--- Data listing ---

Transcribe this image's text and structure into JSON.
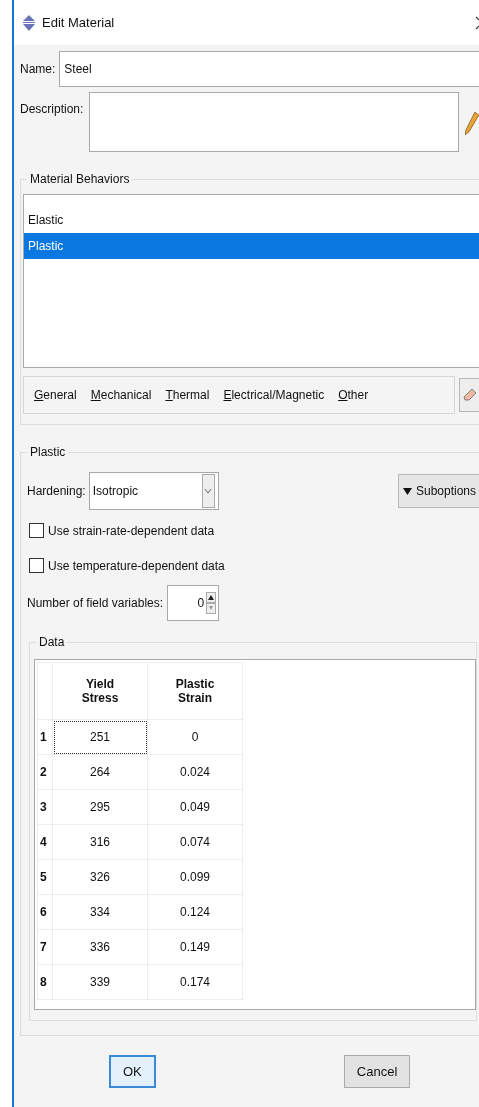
{
  "window": {
    "title": "Edit Material"
  },
  "name": {
    "label": "Name:",
    "value": "Steel"
  },
  "description": {
    "label": "Description:"
  },
  "material_behaviors": {
    "title": "Material Behaviors",
    "items": [
      {
        "label": "Elastic",
        "selected": false
      },
      {
        "label": "Plastic",
        "selected": true
      }
    ]
  },
  "menu": [
    "General",
    "Mechanical",
    "Thermal",
    "Electrical/Magnetic",
    "Other"
  ],
  "plastic": {
    "title": "Plastic",
    "hardening": {
      "label": "Hardening:",
      "value": "Isotropic"
    },
    "suboptions": "Suboptions",
    "options": [
      {
        "label": "Use strain-rate-dependent data",
        "checked": false
      },
      {
        "label": "Use temperature-dependent data",
        "checked": false
      }
    ],
    "field_variables": {
      "label": "Number of field variables:",
      "value": "0"
    }
  },
  "data": {
    "title": "Data",
    "columns": [
      "Yield Stress",
      "Plastic Strain"
    ],
    "rows": [
      {
        "number": "1",
        "cells": [
          {
            "text": "251",
            "focused": true
          },
          {
            "text": "0",
            "focused": false
          }
        ]
      },
      {
        "number": "2",
        "cells": [
          {
            "text": "264",
            "focused": false
          },
          {
            "text": "0.024",
            "focused": false
          }
        ]
      },
      {
        "number": "3",
        "cells": [
          {
            "text": "295",
            "focused": false
          },
          {
            "text": "0.049",
            "focused": false
          }
        ]
      },
      {
        "number": "4",
        "cells": [
          {
            "text": "316",
            "focused": false
          },
          {
            "text": "0.074",
            "focused": false
          }
        ]
      },
      {
        "number": "5",
        "cells": [
          {
            "text": "326",
            "focused": false
          },
          {
            "text": "0.099",
            "focused": false
          }
        ]
      },
      {
        "number": "6",
        "cells": [
          {
            "text": "334",
            "focused": false
          },
          {
            "text": "0.124",
            "focused": false
          }
        ]
      },
      {
        "number": "7",
        "cells": [
          {
            "text": "336",
            "focused": false
          },
          {
            "text": "0.149",
            "focused": false
          }
        ]
      },
      {
        "number": "8",
        "cells": [
          {
            "text": "339",
            "focused": false
          },
          {
            "text": "0.174",
            "focused": false
          }
        ]
      }
    ]
  },
  "buttons": [
    {
      "label": "OK",
      "default": true
    },
    {
      "label": "Cancel",
      "default": false
    }
  ]
}
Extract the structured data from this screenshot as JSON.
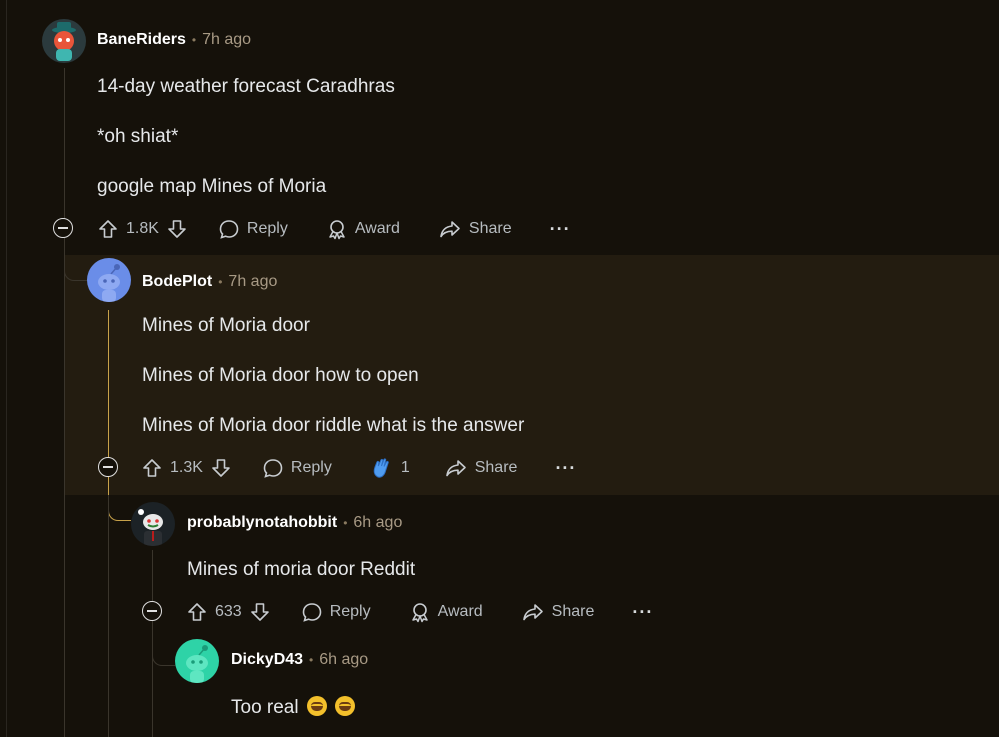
{
  "comments": [
    {
      "username": "BaneRiders",
      "time": "7h ago",
      "body": [
        "14-day weather forecast Caradhras",
        "*oh shiat*",
        "google map Mines of Moria"
      ],
      "votes": "1.8K",
      "reply_label": "Reply",
      "award_label": "Award",
      "share_label": "Share",
      "more_label": "···"
    },
    {
      "username": "BodePlot",
      "time": "7h ago",
      "body": [
        "Mines of Moria door",
        "Mines of Moria door how to open",
        "Mines of Moria door riddle what is the answer"
      ],
      "votes": "1.3K",
      "reply_label": "Reply",
      "award_count": "1",
      "share_label": "Share",
      "more_label": "···"
    },
    {
      "username": "probablynotahobbit",
      "time": "6h ago",
      "body": [
        "Mines of moria door Reddit"
      ],
      "votes": "633",
      "reply_label": "Reply",
      "award_label": "Award",
      "share_label": "Share",
      "more_label": "···"
    },
    {
      "username": "DickyD43",
      "time": "6h ago",
      "body": [
        "Too real"
      ]
    }
  ],
  "colors": {
    "background": "#15110a",
    "highlight": "#231c10",
    "thread_gold": "#c8a24a",
    "award_blue": "#4f9cf0"
  },
  "icons": [
    "upvote-icon",
    "downvote-icon",
    "reply-bubble-icon",
    "award-icon",
    "share-icon",
    "clap-award-icon",
    "laughing-emoji-icon"
  ]
}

---

- _Exercise aim_
Every entry must be written out exactly, with all pictures left out.

- _Exercise result_
Transcribe this image's text and structure into JSON.
{
  "window": {
    "title": "Edit Material"
  },
  "name": {
    "label": "Name:",
    "value": "Steel"
  },
  "description": {
    "label": "Description:"
  },
  "material_behaviors": {
    "title": "Material Behaviors",
    "items": [
      {
        "label": "Elastic",
        "selected": false
      },
      {
        "label": "Plastic",
        "selected": true
      }
    ]
  },
  "menu": [
    "General",
    "Mechanical",
    "Thermal",
    "Electrical/Magnetic",
    "Other"
  ],
  "plastic": {
    "title": "Plastic",
    "hardening": {
      "label": "Hardening:",
      "value": "Isotropic"
    },
    "suboptions": "Suboptions",
    "options": [
      {
        "label": "Use strain-rate-dependent data",
        "checked": false
      },
      {
        "label": "Use temperature-dependent data",
        "checked": false
      }
    ],
    "field_variables": {
      "label": "Number of field variables:",
      "value": "0"
    }
  },
  "data": {
    "title": "Data",
    "columns": [
      "Yield Stress",
      "Plastic Strain"
    ],
    "rows": [
      {
        "number": "1",
        "cells": [
          {
            "text": "251",
            "focused": true
          },
          {
            "text": "0",
            "focused": false
          }
        ]
      },
      {
        "number": "2",
        "cells": [
          {
            "text": "264",
            "focused": false
          },
          {
            "text": "0.024",
            "focused": false
          }
        ]
      },
      {
        "number": "3",
        "cells": [
          {
            "text": "295",
            "focused": false
          },
          {
            "text": "0.049",
            "focused": false
          }
        ]
      },
      {
        "number": "4",
        "cells": [
          {
            "text": "316",
            "focused": false
          },
          {
            "text": "0.074",
            "focused": false
          }
        ]
      },
      {
        "number": "5",
        "cells": [
          {
            "text": "326",
            "focused": false
          },
          {
            "text": "0.099",
            "focused": false
          }
        ]
      },
      {
        "number": "6",
        "cells": [
          {
            "text": "334",
            "focused": false
          },
          {
            "text": "0.124",
            "focused": false
          }
        ]
      },
      {
        "number": "7",
        "cells": [
          {
            "text": "336",
            "focused": false
          },
          {
            "text": "0.149",
            "focused": false
          }
        ]
      },
      {
        "number": "8",
        "cells": [
          {
            "text": "339",
            "focused": false
          },
          {
            "text": "0.174",
            "focused": false
          }
        ]
      }
    ]
  },
  "buttons": [
    {
      "label": "OK",
      "default": true
    },
    {
      "label": "Cancel",
      "default": false
    }
  ]
}
Extract the structured data from this screenshot as JSON.
{
  "comments": [
    {
      "username": "BaneRiders",
      "time": "7h ago",
      "body": [
        "14-day weather forecast Caradhras",
        "*oh shiat*",
        "google map Mines of Moria"
      ],
      "votes": "1.8K",
      "reply_label": "Reply",
      "award_label": "Award",
      "share_label": "Share",
      "more_label": "···"
    },
    {
      "username": "BodePlot",
      "time": "7h ago",
      "body": [
        "Mines of Moria door",
        "Mines of Moria door how to open",
        "Mines of Moria door riddle what is the answer"
      ],
      "votes": "1.3K",
      "reply_label": "Reply",
      "award_count": "1",
      "share_label": "Share",
      "more_label": "···"
    },
    {
      "username": "probablynotahobbit",
      "time": "6h ago",
      "body": [
        "Mines of moria door Reddit"
      ],
      "votes": "633",
      "reply_label": "Reply",
      "award_label": "Award",
      "share_label": "Share",
      "more_label": "···"
    },
    {
      "username": "DickyD43",
      "time": "6h ago",
      "body": [
        "Too real"
      ]
    }
  ],
  "colors": {
    "background": "#15110a",
    "highlight": "#231c10",
    "thread_gold": "#c8a24a",
    "award_blue": "#4f9cf0"
  },
  "icons": [
    "upvote-icon",
    "downvote-icon",
    "reply-bubble-icon",
    "award-icon",
    "share-icon",
    "clap-award-icon",
    "laughing-emoji-icon"
  ]
}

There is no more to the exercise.